== Exercise task ==
Return the records word for word. Any pictures in them are not part of the copy.
****
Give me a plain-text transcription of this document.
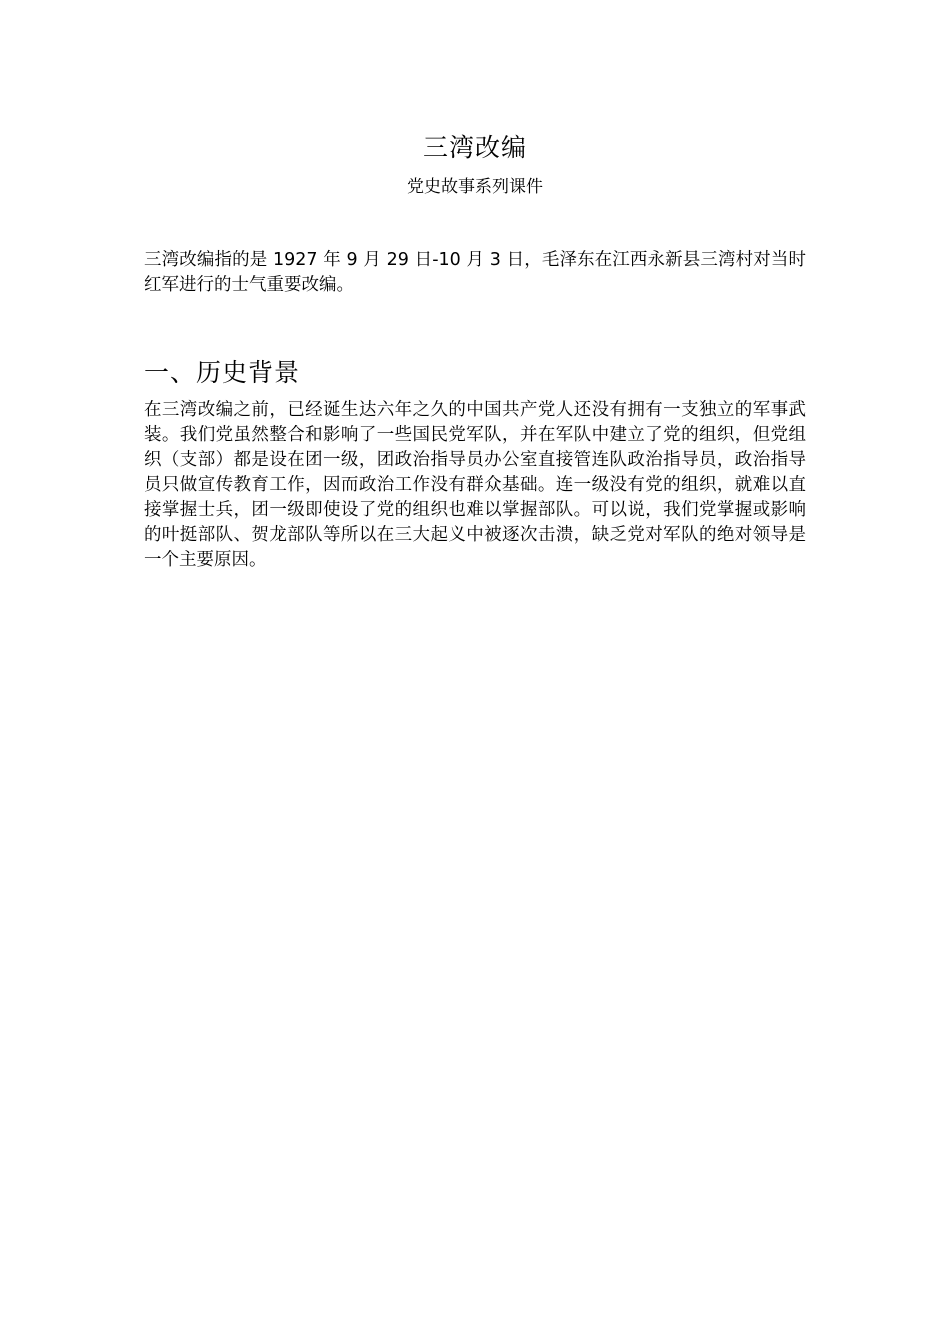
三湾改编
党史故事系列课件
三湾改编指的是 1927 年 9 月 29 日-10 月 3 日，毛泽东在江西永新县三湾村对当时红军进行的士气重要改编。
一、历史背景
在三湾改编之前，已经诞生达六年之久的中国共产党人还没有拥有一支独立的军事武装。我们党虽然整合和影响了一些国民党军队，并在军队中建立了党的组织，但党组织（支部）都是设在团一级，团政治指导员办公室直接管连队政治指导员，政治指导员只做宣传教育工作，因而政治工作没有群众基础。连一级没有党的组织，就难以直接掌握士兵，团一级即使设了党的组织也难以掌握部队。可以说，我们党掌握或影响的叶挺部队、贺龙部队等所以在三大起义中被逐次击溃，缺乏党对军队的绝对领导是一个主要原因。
****
== In response ==
Give me a plain-text transcription of this document.
三湾改编
党史故事系列课件
三湾改编指的是 1927 年 9 月 29 日-10 月 3 日，毛泽东在江西永新县三湾村对当时红军进行的士气重要改编。
一、历史背景
在三湾改编之前，已经诞生达六年之久的中国共产党人还没有拥有一支独立的军事武装。我们党虽然整合和影响了一些国民党军队，并在军队中建立了党的组织，但党组织（支部）都是设在团一级，团政治指导员办公室直接管连队政治指导员，政治指导员只做宣传教育工作，因而政治工作没有群众基础。连一级没有党的组织，就难以直接掌握士兵，团一级即使设了党的组织也难以掌握部队。可以说，我们党掌握或影响的叶挺部队、贺龙部队等所以在三大起义中被逐次击溃，缺乏党对军队的绝对领导是一个主要原因。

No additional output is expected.